| Working data |

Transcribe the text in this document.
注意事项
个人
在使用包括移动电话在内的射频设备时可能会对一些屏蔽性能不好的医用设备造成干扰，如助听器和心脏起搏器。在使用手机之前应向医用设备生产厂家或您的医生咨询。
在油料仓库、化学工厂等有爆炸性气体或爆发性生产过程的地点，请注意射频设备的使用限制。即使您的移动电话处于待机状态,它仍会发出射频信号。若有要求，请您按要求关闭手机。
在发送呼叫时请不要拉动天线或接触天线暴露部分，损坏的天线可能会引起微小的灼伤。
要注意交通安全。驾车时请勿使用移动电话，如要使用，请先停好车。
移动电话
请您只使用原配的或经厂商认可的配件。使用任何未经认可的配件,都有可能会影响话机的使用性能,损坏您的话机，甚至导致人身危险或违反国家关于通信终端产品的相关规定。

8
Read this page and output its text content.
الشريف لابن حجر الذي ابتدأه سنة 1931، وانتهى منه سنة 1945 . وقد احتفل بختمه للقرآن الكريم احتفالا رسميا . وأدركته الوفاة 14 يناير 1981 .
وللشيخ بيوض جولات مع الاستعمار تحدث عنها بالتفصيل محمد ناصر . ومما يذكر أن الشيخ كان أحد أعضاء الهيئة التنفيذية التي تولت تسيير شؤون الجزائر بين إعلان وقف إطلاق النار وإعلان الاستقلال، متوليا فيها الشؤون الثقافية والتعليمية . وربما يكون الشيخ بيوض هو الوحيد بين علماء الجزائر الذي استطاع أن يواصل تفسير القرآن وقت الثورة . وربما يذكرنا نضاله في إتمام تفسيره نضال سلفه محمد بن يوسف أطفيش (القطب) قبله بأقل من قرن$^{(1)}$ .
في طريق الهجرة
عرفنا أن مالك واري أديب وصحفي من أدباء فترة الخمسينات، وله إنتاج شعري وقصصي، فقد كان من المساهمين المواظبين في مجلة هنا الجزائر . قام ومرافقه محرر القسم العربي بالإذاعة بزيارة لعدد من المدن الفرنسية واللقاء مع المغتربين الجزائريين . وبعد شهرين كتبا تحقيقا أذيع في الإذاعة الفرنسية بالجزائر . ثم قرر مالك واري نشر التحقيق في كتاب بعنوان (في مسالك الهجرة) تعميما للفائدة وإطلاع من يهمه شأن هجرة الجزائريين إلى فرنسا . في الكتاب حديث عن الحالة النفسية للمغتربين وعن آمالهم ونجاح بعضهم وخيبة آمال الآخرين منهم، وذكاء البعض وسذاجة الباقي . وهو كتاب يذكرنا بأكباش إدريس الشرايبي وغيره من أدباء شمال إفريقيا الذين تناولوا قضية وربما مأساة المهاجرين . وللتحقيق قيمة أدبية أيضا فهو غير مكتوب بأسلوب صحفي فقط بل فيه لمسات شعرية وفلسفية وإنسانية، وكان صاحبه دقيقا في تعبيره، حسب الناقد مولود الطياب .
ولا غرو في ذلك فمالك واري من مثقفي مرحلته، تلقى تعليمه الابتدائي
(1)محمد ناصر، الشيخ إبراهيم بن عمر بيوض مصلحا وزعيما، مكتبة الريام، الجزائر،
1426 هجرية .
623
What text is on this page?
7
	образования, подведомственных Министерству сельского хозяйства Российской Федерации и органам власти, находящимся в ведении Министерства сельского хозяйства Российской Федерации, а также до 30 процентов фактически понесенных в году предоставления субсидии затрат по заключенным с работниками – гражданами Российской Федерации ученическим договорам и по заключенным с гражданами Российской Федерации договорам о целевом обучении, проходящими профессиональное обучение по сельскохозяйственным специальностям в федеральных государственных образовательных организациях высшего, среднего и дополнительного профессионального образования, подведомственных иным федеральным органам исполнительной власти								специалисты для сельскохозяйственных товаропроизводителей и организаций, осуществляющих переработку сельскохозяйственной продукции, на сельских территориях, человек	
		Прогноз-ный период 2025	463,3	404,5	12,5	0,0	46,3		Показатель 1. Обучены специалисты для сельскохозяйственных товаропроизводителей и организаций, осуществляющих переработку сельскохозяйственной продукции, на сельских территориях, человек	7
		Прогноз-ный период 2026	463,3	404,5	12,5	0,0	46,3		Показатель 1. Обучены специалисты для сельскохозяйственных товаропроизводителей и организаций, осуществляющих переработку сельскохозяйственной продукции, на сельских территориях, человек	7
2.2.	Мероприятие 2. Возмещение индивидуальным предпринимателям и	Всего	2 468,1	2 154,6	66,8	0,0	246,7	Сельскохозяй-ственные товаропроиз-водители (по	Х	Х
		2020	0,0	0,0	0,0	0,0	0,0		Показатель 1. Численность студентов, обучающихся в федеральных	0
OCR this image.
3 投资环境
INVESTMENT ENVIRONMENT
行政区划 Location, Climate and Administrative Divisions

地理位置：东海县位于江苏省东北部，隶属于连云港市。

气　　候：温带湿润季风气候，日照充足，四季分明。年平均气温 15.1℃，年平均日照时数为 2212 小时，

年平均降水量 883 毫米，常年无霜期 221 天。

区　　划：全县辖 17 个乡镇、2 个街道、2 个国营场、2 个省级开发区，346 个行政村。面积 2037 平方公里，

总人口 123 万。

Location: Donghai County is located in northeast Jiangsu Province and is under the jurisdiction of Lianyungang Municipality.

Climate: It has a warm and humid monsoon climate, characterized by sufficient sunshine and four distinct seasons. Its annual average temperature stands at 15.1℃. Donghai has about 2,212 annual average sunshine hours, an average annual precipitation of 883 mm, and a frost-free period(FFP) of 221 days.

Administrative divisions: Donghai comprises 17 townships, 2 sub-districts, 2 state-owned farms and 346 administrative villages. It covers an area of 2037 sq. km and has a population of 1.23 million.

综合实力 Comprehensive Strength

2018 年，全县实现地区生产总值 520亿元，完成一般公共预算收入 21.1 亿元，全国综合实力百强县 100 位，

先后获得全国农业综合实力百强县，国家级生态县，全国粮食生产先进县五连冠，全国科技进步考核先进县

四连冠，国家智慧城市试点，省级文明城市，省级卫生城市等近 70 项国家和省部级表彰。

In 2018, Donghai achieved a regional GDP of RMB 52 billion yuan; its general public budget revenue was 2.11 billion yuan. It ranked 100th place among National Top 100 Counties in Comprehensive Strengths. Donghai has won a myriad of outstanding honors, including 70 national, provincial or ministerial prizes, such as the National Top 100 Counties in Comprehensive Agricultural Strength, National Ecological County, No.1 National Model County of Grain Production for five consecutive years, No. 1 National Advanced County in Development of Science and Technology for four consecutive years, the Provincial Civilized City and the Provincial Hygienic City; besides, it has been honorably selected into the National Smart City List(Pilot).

| The task |
Take the records above and return them exactly as written.

| Completed task |
Transcribe the text in this document.
注意事项
个人
在使用包括移动电话在内的射频设备时可能会对一些屏蔽性能不好的医用设备造成干扰，如助听器和心脏起搏器。在使用手机之前应向医用设备生产厂家或您的医生咨询。
在油料仓库、化学工厂等有爆炸性气体或爆发性生产过程的地点，请注意射频设备的使用限制。即使您的移动电话处于待机状态,它仍会发出射频信号。若有要求，请您按要求关闭手机。
在发送呼叫时请不要拉动天线或接触天线暴露部分，损坏的天线可能会引起微小的灼伤。
要注意交通安全。驾车时请勿使用移动电话，如要使用，请先停好车。
移动电话
请您只使用原配的或经厂商认可的配件。使用任何未经认可的配件,都有可能会影响话机的使用性能,损坏您的话机，甚至导致人身危险或违反国家关于通信终端产品的相关规定。

8
Read this page and output its text content.
الشريف لابن حجر الذي ابتدأه سنة 1931، وانتهى منه سنة 1945 . وقد احتفل بختمه للقرآن الكريم احتفالا رسميا . وأدركته الوفاة 14 يناير 1981 .
وللشيخ بيوض جولات مع الاستعمار تحدث عنها بالتفصيل محمد ناصر . ومما يذكر أن الشيخ كان أحد أعضاء الهيئة التنفيذية التي تولت تسيير شؤون الجزائر بين إعلان وقف إطلاق النار وإعلان الاستقلال، متوليا فيها الشؤون الثقافية والتعليمية . وربما يكون الشيخ بيوض هو الوحيد بين علماء الجزائر الذي استطاع أن يواصل تفسير القرآن وقت الثورة . وربما يذكرنا نضاله في إتمام تفسيره نضال سلفه محمد بن يوسف أطفيش (القطب) قبله بأقل من قرن$^{(1)}$ .
في طريق الهجرة
عرفنا أن مالك واري أديب وصحفي من أدباء فترة الخمسينات، وله إنتاج شعري وقصصي، فقد كان من المساهمين المواظبين في مجلة هنا الجزائر . قام ومرافقه محرر القسم العربي بالإذاعة بزيارة لعدد من المدن الفرنسية واللقاء مع المغتربين الجزائريين . وبعد شهرين كتبا تحقيقا أذيع في الإذاعة الفرنسية بالجزائر . ثم قرر مالك واري نشر التحقيق في كتاب بعنوان (في مسالك الهجرة) تعميما للفائدة وإطلاع من يهمه شأن هجرة الجزائريين إلى فرنسا . في الكتاب حديث عن الحالة النفسية للمغتربين وعن آمالهم ونجاح بعضهم وخيبة آمال الآخرين منهم، وذكاء البعض وسذاجة الباقي . وهو كتاب يذكرنا بأكباش إدريس الشرايبي وغيره من أدباء شمال إفريقيا الذين تناولوا قضية وربما مأساة المهاجرين . وللتحقيق قيمة أدبية أيضا فهو غير مكتوب بأسلوب صحفي فقط بل فيه لمسات شعرية وفلسفية وإنسانية، وكان صاحبه دقيقا في تعبيره، حسب الناقد مولود الطياب .
ولا غرو في ذلك فمالك واري من مثقفي مرحلته، تلقى تعليمه الابتدائي
(1)محمد ناصر، الشيخ إبراهيم بن عمر بيوض مصلحا وزعيما، مكتبة الريام، الجزائر،
1426 هجرية .
623
What text is on this page?
7
	образования, подведомственных Министерству сельского хозяйства Российской Федерации и органам власти, находящимся в ведении Министерства сельского хозяйства Российской Федерации, а также до 30 процентов фактически понесенных в году предоставления субсидии затрат по заключенным с работниками – гражданами Российской Федерации ученическим договорам и по заключенным с гражданами Российской Федерации договорам о целевом обучении, проходящими профессиональное обучение по сельскохозяйственным специальностям в федеральных государственных образовательных организациях высшего, среднего и дополнительного профессионального образования, подведомственных иным федеральным органам исполнительной власти								специалисты для сельскохозяйственных товаропроизводителей и организаций, осуществляющих переработку сельскохозяйственной продукции, на сельских территориях, человек	
		Прогноз-ный период 2025	463,3	404,5	12,5	0,0	46,3		Показатель 1. Обучены специалисты для сельскохозяйственных товаропроизводителей и организаций, осуществляющих переработку сельскохозяйственной продукции, на сельских территориях, человек	7
		Прогноз-ный период 2026	463,3	404,5	12,5	0,0	46,3		Показатель 1. Обучены специалисты для сельскохозяйственных товаропроизводителей и организаций, осуществляющих переработку сельскохозяйственной продукции, на сельских территориях, человек	7
2.2.	Мероприятие 2. Возмещение индивидуальным предпринимателям и	Всего	2 468,1	2 154,6	66,8	0,0	246,7	Сельскохозяй-ственные товаропроиз-водители (по	Х	Х
		2020	0,0	0,0	0,0	0,0	0,0		Показатель 1. Численность студентов, обучающихся в федеральных	0
OCR this image.
3 投资环境
INVESTMENT ENVIRONMENT
行政区划 Location, Climate and Administrative Divisions

地理位置：东海县位于江苏省东北部，隶属于连云港市。

气　　候：温带湿润季风气候，日照充足，四季分明。年平均气温 15.1℃，年平均日照时数为 2212 小时，

年平均降水量 883 毫米，常年无霜期 221 天。

区　　划：全县辖 17 个乡镇、2 个街道、2 个国营场、2 个省级开发区，346 个行政村。面积 2037 平方公里，

总人口 123 万。

Location: Donghai County is located in northeast Jiangsu Province and is under the jurisdiction of Lianyungang Municipality.

Climate: It has a warm and humid monsoon climate, characterized by sufficient sunshine and four distinct seasons. Its annual average temperature stands at 15.1℃. Donghai has about 2,212 annual average sunshine hours, an average annual precipitation of 883 mm, and a frost-free period(FFP) of 221 days.

Administrative divisions: Donghai comprises 17 townships, 2 sub-districts, 2 state-owned farms and 346 administrative villages. It covers an area of 2037 sq. km and has a population of 1.23 million.

综合实力 Comprehensive Strength

2018 年，全县实现地区生产总值 520亿元，完成一般公共预算收入 21.1 亿元，全国综合实力百强县 100 位，

先后获得全国农业综合实力百强县，国家级生态县，全国粮食生产先进县五连冠，全国科技进步考核先进县

四连冠，国家智慧城市试点，省级文明城市，省级卫生城市等近 70 项国家和省部级表彰。

In 2018, Donghai achieved a regional GDP of RMB 52 billion yuan; its general public budget revenue was 2.11 billion yuan. It ranked 100th place among National Top 100 Counties in Comprehensive Strengths. Donghai has won a myriad of outstanding honors, including 70 national, provincial or ministerial prizes, such as the National Top 100 Counties in Comprehensive Agricultural Strength, National Ecological County, No.1 National Model County of Grain Production for five consecutive years, No. 1 National Advanced County in Development of Science and Technology for four consecutive years, the Provincial Civilized City and the Provincial Hygienic City; besides, it has been honorably selected into the National Smart City List(Pilot).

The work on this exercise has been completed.